Your objective: Scan the lines and state how many carry "Delay". Leave out everything but the number.

--- Record list ---

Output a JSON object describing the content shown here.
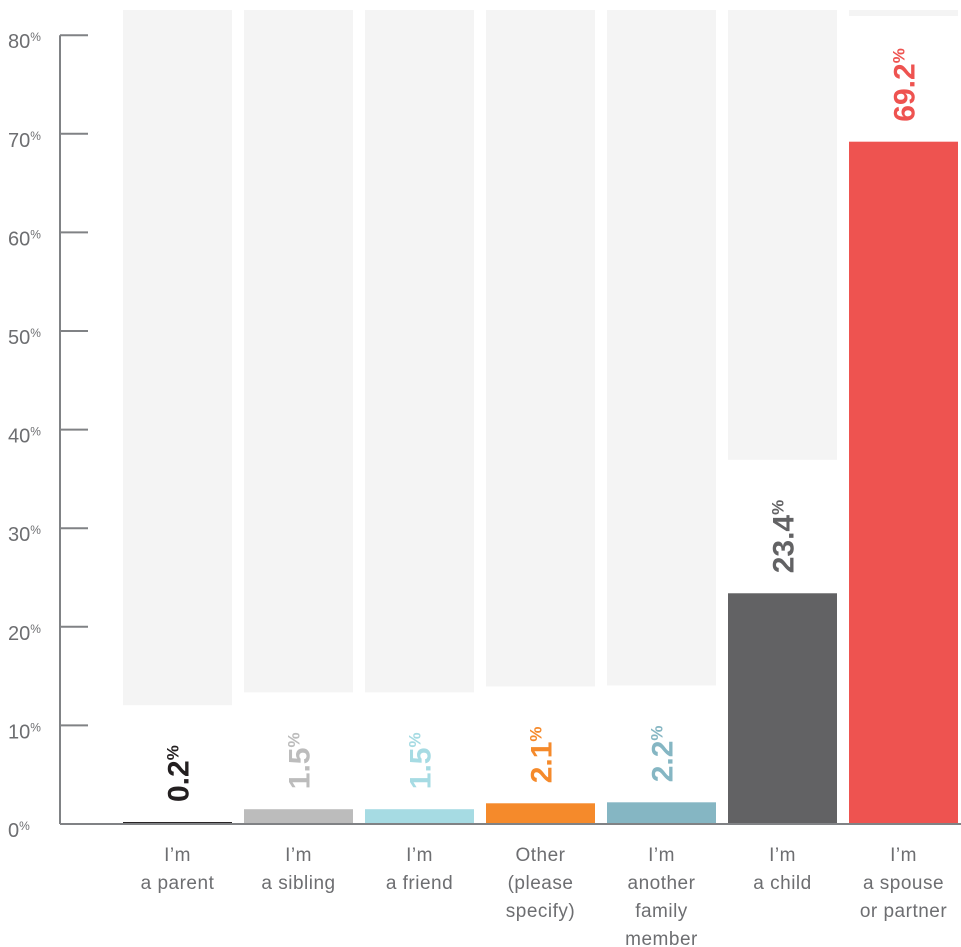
{
  "chart_data": {
    "type": "bar",
    "ylim": [
      0,
      80
    ],
    "yticks": [
      0,
      10,
      20,
      30,
      40,
      50,
      60,
      70,
      80
    ],
    "ytick_suffix": "%",
    "value_suffix": "%",
    "categories": [
      [
        "I’m",
        "a parent"
      ],
      [
        "I’m",
        "a sibling"
      ],
      [
        "I’m",
        "a friend"
      ],
      [
        "Other",
        "(please",
        "specify)"
      ],
      [
        "I’m",
        "another",
        "family",
        "member"
      ],
      [
        "I’m",
        "a child"
      ],
      [
        "I’m",
        "a spouse",
        "or partner"
      ]
    ],
    "values": [
      0.2,
      1.5,
      1.5,
      2.1,
      2.2,
      23.4,
      69.2
    ],
    "value_labels": [
      "0.2",
      "1.5",
      "1.5",
      "2.1",
      "2.2",
      "23.4",
      "69.2"
    ],
    "colors": [
      "#231f20",
      "#bcbcbc",
      "#a6dbe3",
      "#f58a2b",
      "#85b6c3",
      "#626264",
      "#ee5350"
    ],
    "value_label_colors": [
      "#231f20",
      "#bcbcbc",
      "#a6dbe3",
      "#f58a2b",
      "#85b6c3",
      "#626264",
      "#ee5350"
    ],
    "background_bar_color": "#f4f4f4",
    "axis_color": "#808285",
    "grid": false,
    "title": "",
    "xlabel": "",
    "ylabel": ""
  }
}
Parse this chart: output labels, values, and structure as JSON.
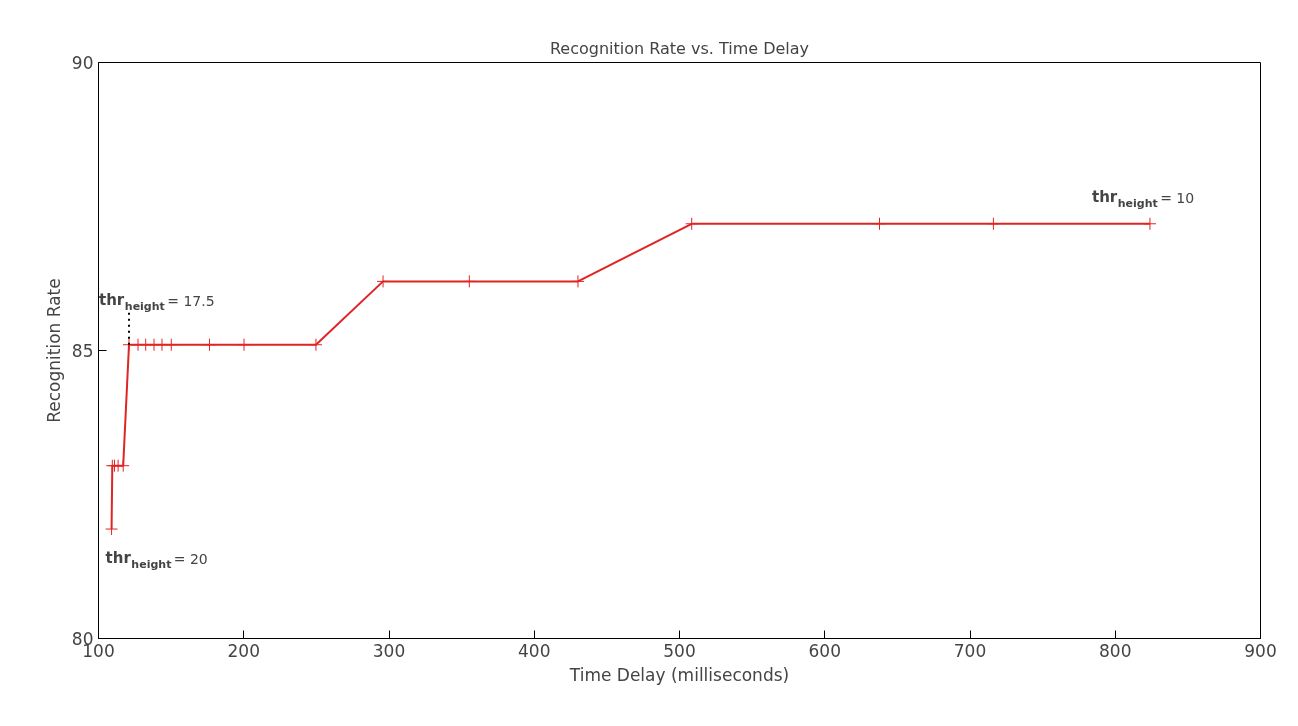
{
  "chart_data": {
    "type": "line",
    "title": "Recognition Rate vs. Time Delay",
    "xlabel": "Time Delay (milliseconds)",
    "ylabel": "Recognition Rate",
    "x": [
      109,
      109.5,
      111,
      113.5,
      117,
      121,
      127.2,
      132.5,
      138.2,
      143.7,
      150.1,
      176.4,
      200.2,
      249.7,
      295.9,
      355.3,
      430.1,
      508.4,
      637.7,
      716.1,
      823.9
    ],
    "series": [
      {
        "color": "#e02424",
        "values": [
          81.9,
          83.0,
          83.0,
          83.0,
          83.0,
          85.1,
          85.1,
          85.1,
          85.1,
          85.1,
          85.1,
          85.1,
          85.1,
          85.1,
          86.2,
          86.2,
          86.2,
          87.2,
          87.2,
          87.2,
          87.2
        ]
      }
    ],
    "xlim": [
      100,
      900
    ],
    "xticks": [
      100,
      200,
      300,
      400,
      500,
      600,
      700,
      800,
      900
    ],
    "ylim": [
      80,
      90
    ],
    "yticks": [
      80,
      85,
      90
    ],
    "grid": false,
    "marker": "cross",
    "line_style": "solid",
    "annotations": [
      {
        "text": "thr$_{height}$ = 20",
        "x": 109,
        "y": 81.9
      },
      {
        "text": "thr$_{height}$ = 17.5",
        "x": 121,
        "y": 85.1
      },
      {
        "text": "thr$_{height}$ = 10",
        "x": 823.9,
        "y": 87.2
      }
    ]
  }
}
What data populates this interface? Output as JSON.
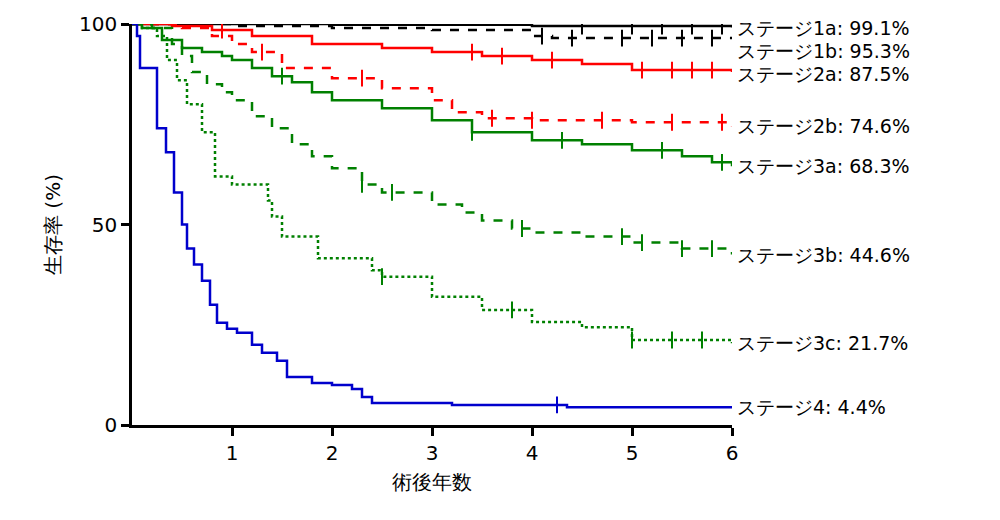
{
  "chart_data": {
    "type": "line",
    "x_label": "術後年数",
    "y_label": "生存率 (%)",
    "xlim": [
      0,
      6
    ],
    "xticks": [
      1,
      2,
      3,
      4,
      5,
      6
    ],
    "ylim": [
      0,
      100
    ],
    "yticks": [
      0,
      50,
      100
    ],
    "grid": false,
    "series": [
      {
        "name": "ステージ1a: 99.1%",
        "color": "#000000",
        "line_style": "solid",
        "x": [
          0,
          2,
          4,
          6
        ],
        "values": [
          100,
          99.8,
          99.5,
          99.1
        ],
        "censored": [
          4.5,
          5.0,
          5.3,
          5.6,
          5.9
        ]
      },
      {
        "name": "ステージ1b: 95.3%",
        "color": "#000000",
        "line_style": "dash",
        "x": [
          0,
          1,
          2,
          3,
          4,
          4.2,
          6
        ],
        "values": [
          100,
          99.5,
          99,
          98.5,
          97,
          96.5,
          96.5
        ],
        "censored": [
          4.1,
          4.4,
          4.9,
          5.2,
          5.5,
          5.8
        ]
      },
      {
        "name": "ステージ2a: 87.5%",
        "color": "#ff0000",
        "line_style": "solid",
        "x": [
          0,
          0.4,
          0.8,
          1.2,
          1.8,
          2.5,
          3.0,
          3.5,
          4.0,
          4.5,
          5.0,
          6
        ],
        "values": [
          100,
          99.5,
          98.5,
          97,
          95,
          94,
          93,
          92,
          91,
          90,
          88.5,
          88
        ],
        "censored": [
          0.9,
          3.4,
          3.7,
          4.2,
          5.1,
          5.4,
          5.6,
          5.8
        ]
      },
      {
        "name": "ステージ2b: 74.6%",
        "color": "#ff0000",
        "line_style": "dash",
        "x": [
          0,
          0.5,
          0.8,
          1.0,
          1.2,
          1.5,
          2.0,
          2.5,
          3.0,
          3.2,
          3.5,
          4.0,
          5.0,
          6
        ],
        "values": [
          100,
          99,
          97,
          95,
          93,
          89,
          86.5,
          84,
          81,
          78,
          76.5,
          76,
          75.5,
          74.5
        ],
        "censored": [
          1.3,
          2.3,
          3.6,
          4.0,
          4.7,
          5.4,
          5.9
        ]
      },
      {
        "name": "ステージ3a: 68.3%",
        "color": "#008000",
        "line_style": "solid",
        "x": [
          0,
          0.1,
          0.3,
          0.5,
          0.7,
          0.9,
          1.0,
          1.2,
          1.4,
          1.6,
          1.8,
          2.0,
          2.5,
          3.0,
          3.4,
          4.0,
          4.5,
          5.0,
          5.5,
          5.8,
          6
        ],
        "values": [
          100,
          99,
          96,
          94,
          93,
          92,
          91,
          89,
          87,
          85.5,
          83,
          81,
          79,
          76,
          73,
          71,
          70,
          68.5,
          67,
          65.5,
          64.5
        ],
        "censored": [
          1.5,
          3.4,
          4.3,
          5.3,
          5.9
        ]
      },
      {
        "name": "ステージ3b: 44.6%",
        "color": "#008000",
        "line_style": "dash",
        "x": [
          0,
          0.2,
          0.4,
          0.5,
          0.6,
          0.75,
          0.9,
          1.0,
          1.2,
          1.4,
          1.6,
          1.8,
          2.0,
          2.3,
          2.5,
          3.0,
          3.3,
          3.5,
          3.8,
          4.0,
          4.5,
          5.0,
          5.5,
          6
        ],
        "values": [
          100,
          99,
          95,
          92,
          88,
          85,
          83,
          81,
          77,
          74,
          70,
          67,
          64,
          60,
          58,
          55,
          53,
          51,
          49,
          48,
          47,
          45.5,
          44,
          42.5
        ],
        "censored": [
          2.3,
          2.6,
          3.9,
          4.9,
          5.1,
          5.5,
          5.8
        ]
      },
      {
        "name": "ステージ3c: 21.7%",
        "color": "#008000",
        "line_style": "dot",
        "x": [
          0,
          0.1,
          0.25,
          0.35,
          0.45,
          0.55,
          0.7,
          0.83,
          1.0,
          1.36,
          1.4,
          1.5,
          1.86,
          2.4,
          2.5,
          3.0,
          3.5,
          4.0,
          4.5,
          5.0,
          6
        ],
        "values": [
          100,
          99,
          97,
          91,
          86,
          80,
          73,
          62,
          60,
          56,
          52,
          47,
          41.6,
          38.6,
          37,
          32,
          28.7,
          25.7,
          24.4,
          21.2,
          20.4
        ],
        "censored": [
          2.5,
          3.8,
          5.0,
          5.4,
          5.7
        ]
      },
      {
        "name": "ステージ4: 4.4%",
        "color": "#0000cc",
        "line_style": "solid",
        "x": [
          0,
          0.05,
          0.08,
          0.25,
          0.34,
          0.42,
          0.5,
          0.55,
          0.62,
          0.7,
          0.78,
          0.85,
          0.95,
          1.05,
          1.2,
          1.3,
          1.45,
          1.55,
          1.8,
          2.0,
          2.2,
          2.3,
          2.4,
          3.2,
          4.35,
          6
        ],
        "values": [
          100,
          97,
          89,
          74,
          68,
          58,
          50,
          44,
          40,
          36,
          30,
          25.5,
          24,
          23,
          20,
          18,
          16,
          12,
          10.5,
          10,
          9,
          7,
          5.5,
          5,
          4.4,
          4.4
        ],
        "censored": [
          4.25
        ]
      }
    ]
  }
}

---

Response below: 2